Your goal:
Repeat every line exactly, keeping the pictures out of the copy.

>>>

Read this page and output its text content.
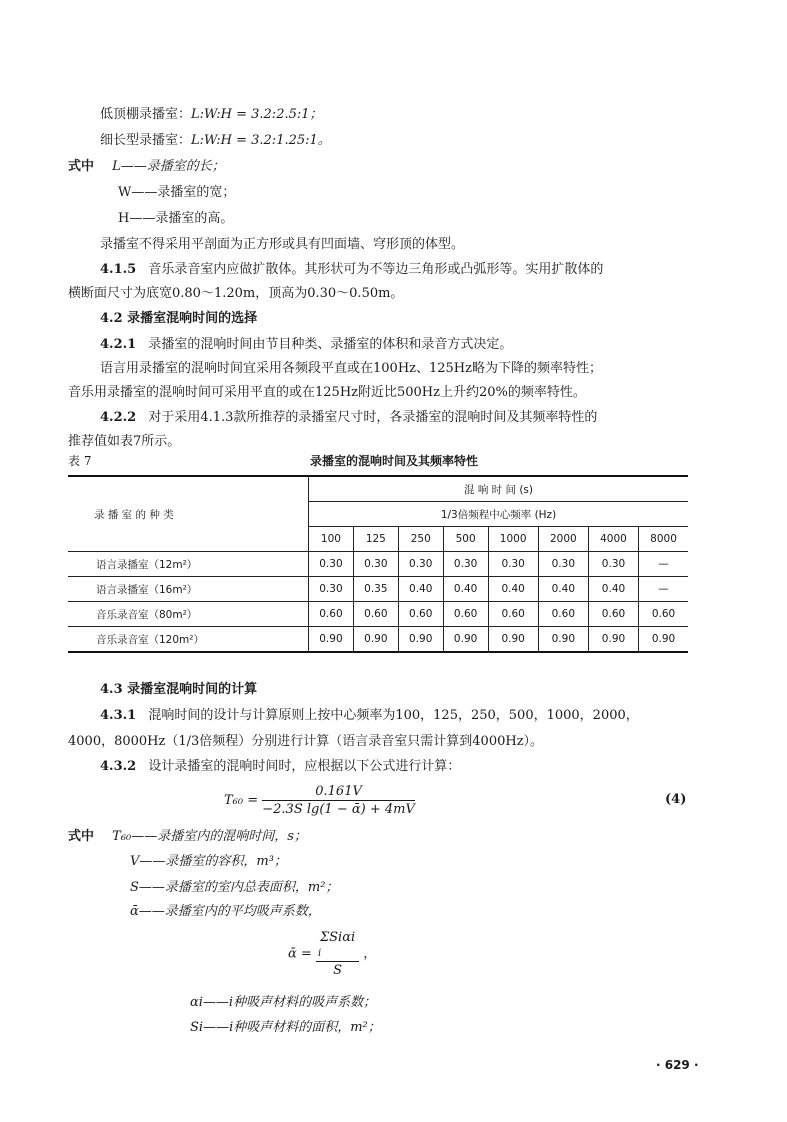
低顶棚录播室：L:W:H = 3.2:2.5:1；
细长型录播室：L:W:H = 3.2:1.25:1。
式中 L——录播室的长；
W——录播室的宽；
H——录播室的高。
录播室不得采用平剖面为正方形或具有凹面墙、穹形顶的体型。
4.1.5 音乐录音室内应做扩散体。其形状可为不等边三角形或凸弧形等。实用扩散体的
横断面尺寸为底宽0.80～1.20m，顶高为0.30～0.50m。
4.2 录播室混响时间的选择
4.2.1 录播室的混响时间由节目种类、录播室的体积和录音方式决定。
语言用录播室的混响时间宜采用各频段平直或在100Hz、125Hz略为下降的频率特性；
音乐用录播室的混响时间可采用平直的或在125Hz附近比500Hz上升约20%的频率特性。
4.2.2 对于采用4.1.3款所推荐的录播室尺寸时，各录播室的混响时间及其频率特性的
推荐值如表7所示。
表 7	录播室的混响时间及其频率特性
录 播 室 的 种 类	混 响 时 间 (s)							
	1/3倍频程中心频率 (Hz)							
	100	125	250	500	1000	2000	4000	8000
语言录播室（12m²）	0.30	0.30	0.30	0.30	0.30	0.30	0.30	—
语言录播室（16m²）	0.30	0.35	0.40	0.40	0.40	0.40	0.40	—
音乐录音室（80m²）	0.60	0.60	0.60	0.60	0.60	0.60	0.60	0.60
音乐录音室（120m²）	0.90	0.90	0.90	0.90	0.90	0.90	0.90	0.90
4.3 录播室混响时间的计算
4.3.1 混响时间的设计与计算原则上按中心频率为100，125，250，500，1000，2000，
4000，8000Hz（1/3倍频程）分别进行计算（语言录音室只需计算到4000Hz）。
4.3.2 设计录播室的混响时间时，应根据以下公式进行计算：
$T_{60} = \frac{0.161V}{\text{−2.3S lg(1 − ᾱ) + 4mV}}$	(4)
式中 T₆₀——录播室内的混响时间，s；
V——录播室的容积，m³；
S——录播室的室内总表面积，m²；
ᾱ——录播室内的平均吸声系数，
ᾱ =
ΣSiαi
i
S
，
αi——i种吸声材料的吸声系数；
Si——i种吸声材料的面积，m²；
· 629 ·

<<<

Correct result:
Read this page and output its text content.
低顶棚录播室：L:W:H = 3.2:2.5:1；
细长型录播室：L:W:H = 3.2:1.25:1。
式中 L——录播室的长；
W——录播室的宽；
H——录播室的高。
录播室不得采用平剖面为正方形或具有凹面墙、穹形顶的体型。
4.1.5 音乐录音室内应做扩散体。其形状可为不等边三角形或凸弧形等。实用扩散体的
横断面尺寸为底宽0.80～1.20m，顶高为0.30～0.50m。
4.2 录播室混响时间的选择
4.2.1 录播室的混响时间由节目种类、录播室的体积和录音方式决定。
语言用录播室的混响时间宜采用各频段平直或在100Hz、125Hz略为下降的频率特性；
音乐用录播室的混响时间可采用平直的或在125Hz附近比500Hz上升约20%的频率特性。
4.2.2 对于采用4.1.3款所推荐的录播室尺寸时，各录播室的混响时间及其频率特性的
推荐值如表7所示。
表 7	录播室的混响时间及其频率特性
录 播 室 的 种 类	混 响 时 间 (s)							
	1/3倍频程中心频率 (Hz)							
	100	125	250	500	1000	2000	4000	8000
语言录播室（12m²）	0.30	0.30	0.30	0.30	0.30	0.30	0.30	—
语言录播室（16m²）	0.30	0.35	0.40	0.40	0.40	0.40	0.40	—
音乐录音室（80m²）	0.60	0.60	0.60	0.60	0.60	0.60	0.60	0.60
音乐录音室（120m²）	0.90	0.90	0.90	0.90	0.90	0.90	0.90	0.90
4.3 录播室混响时间的计算
4.3.1 混响时间的设计与计算原则上按中心频率为100，125，250，500，1000，2000，
4000，8000Hz（1/3倍频程）分别进行计算（语言录音室只需计算到4000Hz）。
4.3.2 设计录播室的混响时间时，应根据以下公式进行计算：
$T_{60} = \frac{0.161V}{\text{−2.3S lg(1 − ᾱ) + 4mV}}$	(4)
式中 T₆₀——录播室内的混响时间，s；
V——录播室的容积，m³；
S——录播室的室内总表面积，m²；
ᾱ——录播室内的平均吸声系数，
ᾱ =
ΣSiαi
i
S
，
αi——i种吸声材料的吸声系数；
Si——i种吸声材料的面积，m²；
· 629 ·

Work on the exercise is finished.